◆ Request: In the listing below, locate the lines that hold "document" and copy them.

◆ Extracted records:
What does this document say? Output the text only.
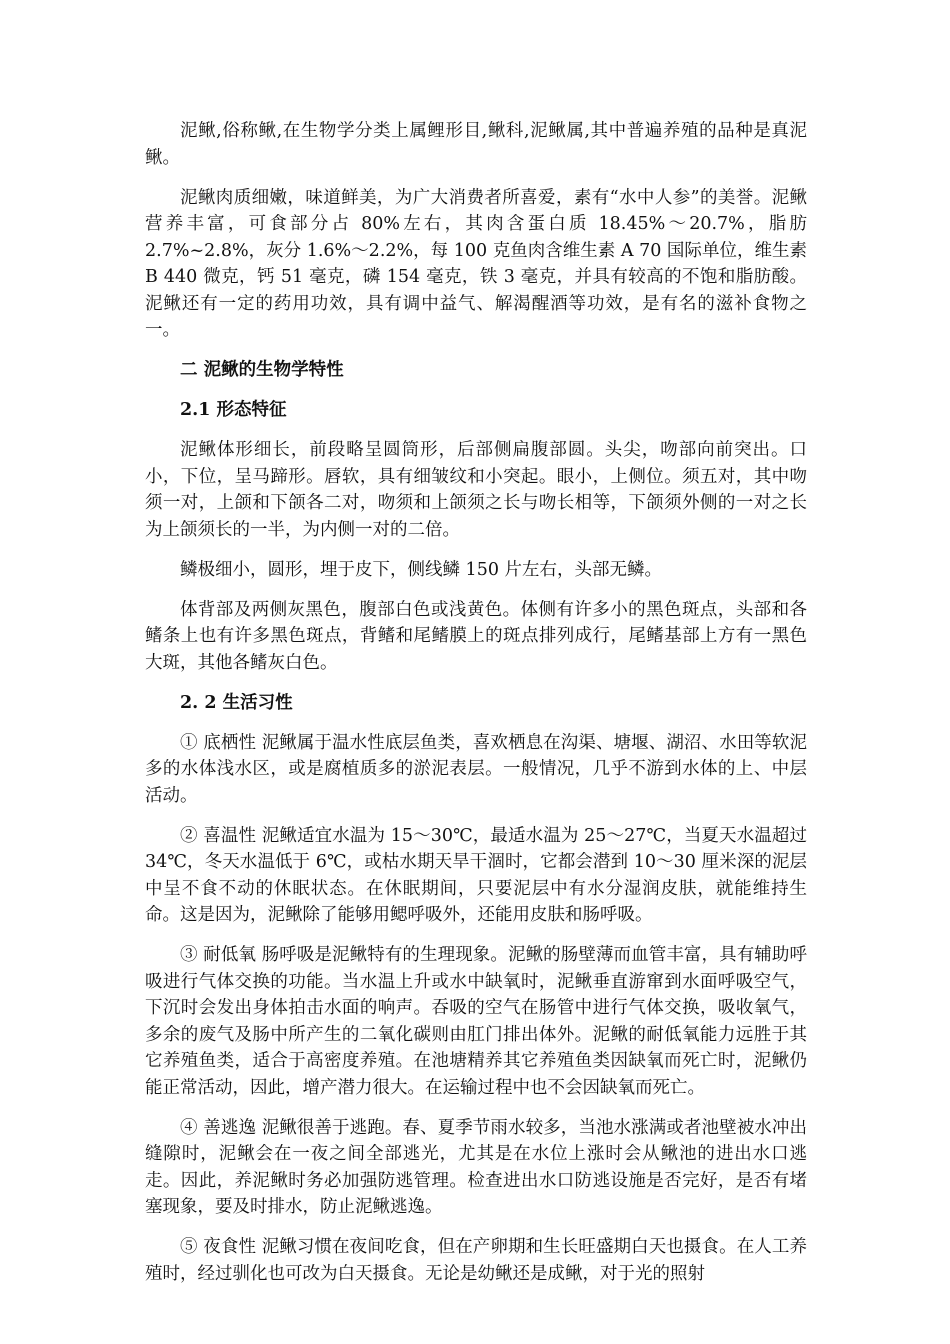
泥鳅,俗称鳅,在生物学分类上属鲤形目,鳅科,泥鳅属,其中普遍养殖的品种是真泥鳅。

泥鳅肉质细嫩，味道鲜美，为广大消费者所喜爱，素有“水中人参”的美誉。泥鳅营养丰富，可食部分占 80%左右，其肉含蛋白质 18.45%～20.7%，脂肪 2.7%~2.8%，灰分 1.6%～2.2%，每 100 克鱼肉含维生素 A 70 国际单位，维生素 B 440 微克，钙 51 毫克，磷 154 毫克，铁 3 毫克，并具有较高的不饱和脂肪酸。泥鳅还有一定的药用功效，具有调中益气、解渴醒酒等功效，是有名的滋补食物之一。

二 泥鳅的生物学特性

2.1 形态特征

泥鳅体形细长，前段略呈圆筒形，后部侧扁腹部圆。头尖，吻部向前突出。口小，下位，呈马蹄形。唇软，具有细皱纹和小突起。眼小，上侧位。须五对，其中吻须一对，上颌和下颌各二对，吻须和上颌须之长与吻长相等，下颌须外侧的一对之长为上颌须长的一半，为内侧一对的二倍。

鳞极细小，圆形，埋于皮下，侧线鳞 150 片左右，头部无鳞。

体背部及两侧灰黑色，腹部白色或浅黄色。体侧有许多小的黑色斑点，头部和各鳍条上也有许多黑色斑点，背鳍和尾鳍膜上的斑点排列成行，尾鳍基部上方有一黑色大斑，其他各鳍灰白色。

2. 2 生活习性

① 底栖性 泥鳅属于温水性底层鱼类，喜欢栖息在沟渠、塘堰、湖沼、水田等软泥多的水体浅水区，或是腐植质多的淤泥表层。一般情况，几乎不游到水体的上、中层活动。

② 喜温性 泥鳅适宜水温为 15～30℃，最适水温为 25～27℃，当夏天水温超过 34℃，冬天水温低于 6℃，或枯水期天旱干涸时，它都会潜到 10～30 厘米深的泥层中呈不食不动的休眠状态。在休眠期间，只要泥层中有水分湿润皮肤，就能维持生命。这是因为，泥鳅除了能够用鳃呼吸外，还能用皮肤和肠呼吸。

③ 耐低氧 肠呼吸是泥鳅特有的生理现象。泥鳅的肠壁薄而血管丰富，具有辅助呼吸进行气体交换的功能。当水温上升或水中缺氧时，泥鳅垂直游窜到水面呼吸空气，下沉时会发出身体拍击水面的响声。吞吸的空气在肠管中进行气体交换，吸收氧气，多余的废气及肠中所产生的二氧化碳则由肛门排出体外。泥鳅的耐低氧能力远胜于其它养殖鱼类，适合于高密度养殖。在池塘精养其它养殖鱼类因缺氧而死亡时，泥鳅仍能正常活动，因此，增产潜力很大。在运输过程中也不会因缺氧而死亡。

④ 善逃逸 泥鳅很善于逃跑。春、夏季节雨水较多，当池水涨满或者池壁被水冲出缝隙时，泥鳅会在一夜之间全部逃光，尤其是在水位上涨时会从鳅池的进出水口逃走。因此，养泥鳅时务必加强防逃管理。检查进出水口防逃设施是否完好，是否有堵塞现象，要及时排水，防止泥鳅逃逸。

⑤ 夜食性 泥鳅习惯在夜间吃食，但在产卵期和生长旺盛期白天也摄食。在人工养殖时，经过驯化也可改为白天摄食。无论是幼鳅还是成鳅，对于光的照射
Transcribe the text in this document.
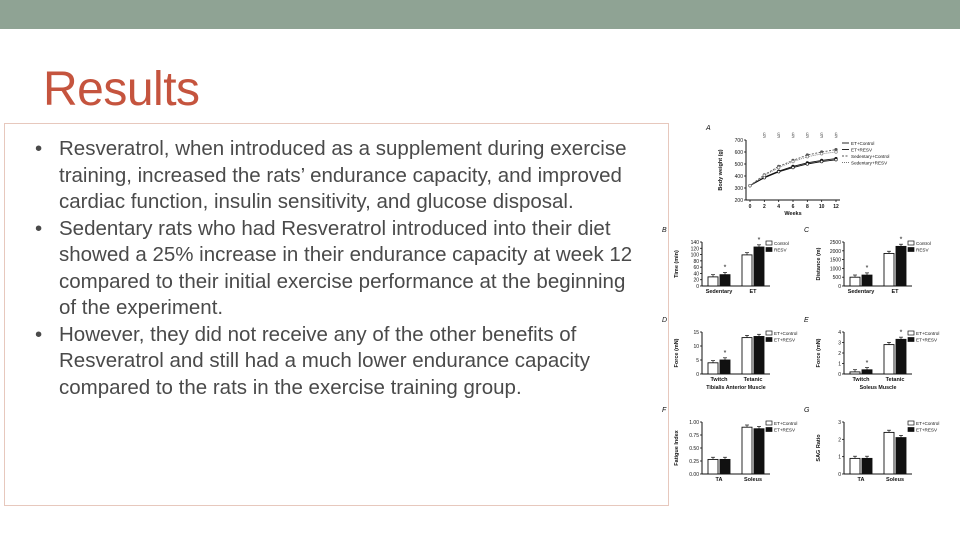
Results
• Resveratrol, when introduced as a supplement during exercise training, increased the rats’ endurance capacity, and improved cardiac function, insulin sensitivity, and glucose disposal.
• Sedentary rats who had Resveratrol introduced into their diet showed a 25% increase in their endurance capacity at week 12 compared to their initial exercise performance at the beginning of the experiment.
• However, they did not receive any of the other benefits of Resveratrol and still had a much lower endurance capacity compared to the rats in the exercise training group.
A
200
300
400
500
600
700
Body weight (g)
0 2 4 6 8 10 12
Weeks
ET+Control
ET+RESV
Sedentary+Control
Sedentary+RESV
§ § § § § §
B
0
20
40
60
80
100
120
140
Time (min)	*
Sedentary
*
ET
Control
RESV
C
0
500
1000
1500
2000
2500
Distance (m)	*
Sedentary
*
ET
Control
RESV
D
0
5
10
15
Force (mN)	*
Twitch	Tetanic
Tibialis Anterior Muscle
ET+Control
ET+RESV
E
0
1
2
3
4
Force (mN)	*
Twitch
*
Tetanic
Soleus Muscle
ET+Control
ET+RESV
F
0.00
0.25
0.50
0.75
1.00
Fatigue Index
TA	Soleus
ET+Control
ET+RESV
G
0
1
2
3
SAG Ratio
TA	Soleus
ET+Control
ET+RESV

◆ Solution to this problem:
What does this document say? Output the text only.
Transcribe the text in this document.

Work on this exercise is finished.